Dataset excerpts:
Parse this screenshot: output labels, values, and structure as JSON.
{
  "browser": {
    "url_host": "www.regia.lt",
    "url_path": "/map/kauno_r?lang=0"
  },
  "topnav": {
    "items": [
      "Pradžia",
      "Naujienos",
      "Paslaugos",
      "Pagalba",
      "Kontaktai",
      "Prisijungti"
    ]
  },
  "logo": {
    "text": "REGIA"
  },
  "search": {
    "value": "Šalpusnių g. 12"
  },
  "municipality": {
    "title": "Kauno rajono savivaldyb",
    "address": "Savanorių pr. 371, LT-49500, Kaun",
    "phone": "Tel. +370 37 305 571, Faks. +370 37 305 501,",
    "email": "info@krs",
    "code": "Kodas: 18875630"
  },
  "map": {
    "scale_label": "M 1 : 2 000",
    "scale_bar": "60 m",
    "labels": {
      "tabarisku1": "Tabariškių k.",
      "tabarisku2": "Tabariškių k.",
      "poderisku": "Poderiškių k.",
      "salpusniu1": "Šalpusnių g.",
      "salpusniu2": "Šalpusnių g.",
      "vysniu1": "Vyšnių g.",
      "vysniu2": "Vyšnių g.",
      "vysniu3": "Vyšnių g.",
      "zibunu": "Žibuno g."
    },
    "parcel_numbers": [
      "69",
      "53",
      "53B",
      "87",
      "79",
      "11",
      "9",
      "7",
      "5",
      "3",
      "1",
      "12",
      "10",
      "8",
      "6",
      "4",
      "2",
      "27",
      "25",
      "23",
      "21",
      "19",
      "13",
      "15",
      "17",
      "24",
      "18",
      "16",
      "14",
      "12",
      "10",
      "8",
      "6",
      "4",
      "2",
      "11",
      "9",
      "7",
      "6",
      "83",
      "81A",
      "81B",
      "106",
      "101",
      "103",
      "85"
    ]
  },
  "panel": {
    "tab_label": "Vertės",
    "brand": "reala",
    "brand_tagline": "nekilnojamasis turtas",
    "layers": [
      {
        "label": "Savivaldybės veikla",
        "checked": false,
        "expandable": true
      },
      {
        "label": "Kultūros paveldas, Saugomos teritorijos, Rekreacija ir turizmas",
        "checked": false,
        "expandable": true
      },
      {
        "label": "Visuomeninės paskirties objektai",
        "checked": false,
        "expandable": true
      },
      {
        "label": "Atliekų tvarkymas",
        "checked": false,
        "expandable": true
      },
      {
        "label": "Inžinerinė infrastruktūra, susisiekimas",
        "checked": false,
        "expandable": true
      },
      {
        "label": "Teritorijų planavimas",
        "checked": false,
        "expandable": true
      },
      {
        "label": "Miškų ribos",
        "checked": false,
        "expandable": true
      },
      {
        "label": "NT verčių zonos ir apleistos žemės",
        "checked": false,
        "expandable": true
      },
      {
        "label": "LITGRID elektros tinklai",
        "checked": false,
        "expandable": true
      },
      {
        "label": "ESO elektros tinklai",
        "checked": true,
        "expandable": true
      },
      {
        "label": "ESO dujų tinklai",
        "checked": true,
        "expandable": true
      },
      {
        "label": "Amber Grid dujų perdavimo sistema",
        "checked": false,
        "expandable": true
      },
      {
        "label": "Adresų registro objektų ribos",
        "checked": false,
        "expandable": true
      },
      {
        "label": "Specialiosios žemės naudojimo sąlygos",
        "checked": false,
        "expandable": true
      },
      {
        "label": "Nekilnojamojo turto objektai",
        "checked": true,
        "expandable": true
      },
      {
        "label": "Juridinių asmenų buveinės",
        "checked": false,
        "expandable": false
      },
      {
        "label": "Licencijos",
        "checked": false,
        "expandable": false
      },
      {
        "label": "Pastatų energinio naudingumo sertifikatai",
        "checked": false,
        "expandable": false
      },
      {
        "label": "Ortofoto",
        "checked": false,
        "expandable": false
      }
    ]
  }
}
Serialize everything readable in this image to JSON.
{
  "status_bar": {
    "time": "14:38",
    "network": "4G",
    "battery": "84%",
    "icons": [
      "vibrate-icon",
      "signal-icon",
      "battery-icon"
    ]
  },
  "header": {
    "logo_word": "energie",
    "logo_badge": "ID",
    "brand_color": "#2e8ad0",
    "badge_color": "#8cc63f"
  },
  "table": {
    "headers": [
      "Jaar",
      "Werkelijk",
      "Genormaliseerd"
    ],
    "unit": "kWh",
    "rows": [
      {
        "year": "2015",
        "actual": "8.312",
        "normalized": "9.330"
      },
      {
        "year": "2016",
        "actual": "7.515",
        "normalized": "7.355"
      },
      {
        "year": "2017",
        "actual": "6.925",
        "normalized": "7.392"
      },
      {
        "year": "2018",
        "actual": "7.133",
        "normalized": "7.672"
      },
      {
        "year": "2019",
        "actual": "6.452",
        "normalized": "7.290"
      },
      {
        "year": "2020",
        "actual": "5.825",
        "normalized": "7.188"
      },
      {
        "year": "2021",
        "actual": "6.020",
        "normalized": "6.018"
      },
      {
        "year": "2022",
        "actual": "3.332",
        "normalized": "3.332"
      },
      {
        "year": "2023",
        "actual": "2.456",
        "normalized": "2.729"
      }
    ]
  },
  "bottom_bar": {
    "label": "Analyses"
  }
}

▶ **TASK DETAILS**:
All of the lines above need to be given again exactly.

▶ **THE ANSWER**:
Parse this screenshot: output labels, values, and structure as JSON.
{
  "browser": {
    "url_host": "www.regia.lt",
    "url_path": "/map/kauno_r?lang=0"
  },
  "topnav": {
    "items": [
      "Pradžia",
      "Naujienos",
      "Paslaugos",
      "Pagalba",
      "Kontaktai",
      "Prisijungti"
    ]
  },
  "logo": {
    "text": "REGIA"
  },
  "search": {
    "value": "Šalpusnių g. 12"
  },
  "municipality": {
    "title": "Kauno rajono savivaldyb",
    "address": "Savanorių pr. 371, LT-49500, Kaun",
    "phone": "Tel. +370 37 305 571, Faks. +370 37 305 501,",
    "email": "info@krs",
    "code": "Kodas: 18875630"
  },
  "map": {
    "scale_label": "M 1 : 2 000",
    "scale_bar": "60 m",
    "labels": {
      "tabarisku1": "Tabariškių k.",
      "tabarisku2": "Tabariškių k.",
      "poderisku": "Poderiškių k.",
      "salpusniu1": "Šalpusnių g.",
      "salpusniu2": "Šalpusnių g.",
      "vysniu1": "Vyšnių g.",
      "vysniu2": "Vyšnių g.",
      "vysniu3": "Vyšnių g.",
      "zibunu": "Žibuno g."
    },
    "parcel_numbers": [
      "69",
      "53",
      "53B",
      "87",
      "79",
      "11",
      "9",
      "7",
      "5",
      "3",
      "1",
      "12",
      "10",
      "8",
      "6",
      "4",
      "2",
      "27",
      "25",
      "23",
      "21",
      "19",
      "13",
      "15",
      "17",
      "24",
      "18",
      "16",
      "14",
      "12",
      "10",
      "8",
      "6",
      "4",
      "2",
      "11",
      "9",
      "7",
      "6",
      "83",
      "81A",
      "81B",
      "106",
      "101",
      "103",
      "85"
    ]
  },
  "panel": {
    "tab_label": "Vertės",
    "brand": "reala",
    "brand_tagline": "nekilnojamasis turtas",
    "layers": [
      {
        "label": "Savivaldybės veikla",
        "checked": false,
        "expandable": true
      },
      {
        "label": "Kultūros paveldas, Saugomos teritorijos, Rekreacija ir turizmas",
        "checked": false,
        "expandable": true
      },
      {
        "label": "Visuomeninės paskirties objektai",
        "checked": false,
        "expandable": true
      },
      {
        "label": "Atliekų tvarkymas",
        "checked": false,
        "expandable": true
      },
      {
        "label": "Inžinerinė infrastruktūra, susisiekimas",
        "checked": false,
        "expandable": true
      },
      {
        "label": "Teritorijų planavimas",
        "checked": false,
        "expandable": true
      },
      {
        "label": "Miškų ribos",
        "checked": false,
        "expandable": true
      },
      {
        "label": "NT verčių zonos ir apleistos žemės",
        "checked": false,
        "expandable": true
      },
      {
        "label": "LITGRID elektros tinklai",
        "checked": false,
        "expandable": true
      },
      {
        "label": "ESO elektros tinklai",
        "checked": true,
        "expandable": true
      },
      {
        "label": "ESO dujų tinklai",
        "checked": true,
        "expandable": true
      },
      {
        "label": "Amber Grid dujų perdavimo sistema",
        "checked": false,
        "expandable": true
      },
      {
        "label": "Adresų registro objektų ribos",
        "checked": false,
        "expandable": true
      },
      {
        "label": "Specialiosios žemės naudojimo sąlygos",
        "checked": false,
        "expandable": true
      },
      {
        "label": "Nekilnojamojo turto objektai",
        "checked": true,
        "expandable": true
      },
      {
        "label": "Juridinių asmenų buveinės",
        "checked": false,
        "expandable": false
      },
      {
        "label": "Licencijos",
        "checked": false,
        "expandable": false
      },
      {
        "label": "Pastatų energinio naudingumo sertifikatai",
        "checked": false,
        "expandable": false
      },
      {
        "label": "Ortofoto",
        "checked": false,
        "expandable": false
      }
    ]
  }
}
Serialize everything readable in this image to JSON.
{
  "status_bar": {
    "time": "14:38",
    "network": "4G",
    "battery": "84%",
    "icons": [
      "vibrate-icon",
      "signal-icon",
      "battery-icon"
    ]
  },
  "header": {
    "logo_word": "energie",
    "logo_badge": "ID",
    "brand_color": "#2e8ad0",
    "badge_color": "#8cc63f"
  },
  "table": {
    "headers": [
      "Jaar",
      "Werkelijk",
      "Genormaliseerd"
    ],
    "unit": "kWh",
    "rows": [
      {
        "year": "2015",
        "actual": "8.312",
        "normalized": "9.330"
      },
      {
        "year": "2016",
        "actual": "7.515",
        "normalized": "7.355"
      },
      {
        "year": "2017",
        "actual": "6.925",
        "normalized": "7.392"
      },
      {
        "year": "2018",
        "actual": "7.133",
        "normalized": "7.672"
      },
      {
        "year": "2019",
        "actual": "6.452",
        "normalized": "7.290"
      },
      {
        "year": "2020",
        "actual": "5.825",
        "normalized": "7.188"
      },
      {
        "year": "2021",
        "actual": "6.020",
        "normalized": "6.018"
      },
      {
        "year": "2022",
        "actual": "3.332",
        "normalized": "3.332"
      },
      {
        "year": "2023",
        "actual": "2.456",
        "normalized": "2.729"
      }
    ]
  },
  "bottom_bar": {
    "label": "Analyses"
  }
}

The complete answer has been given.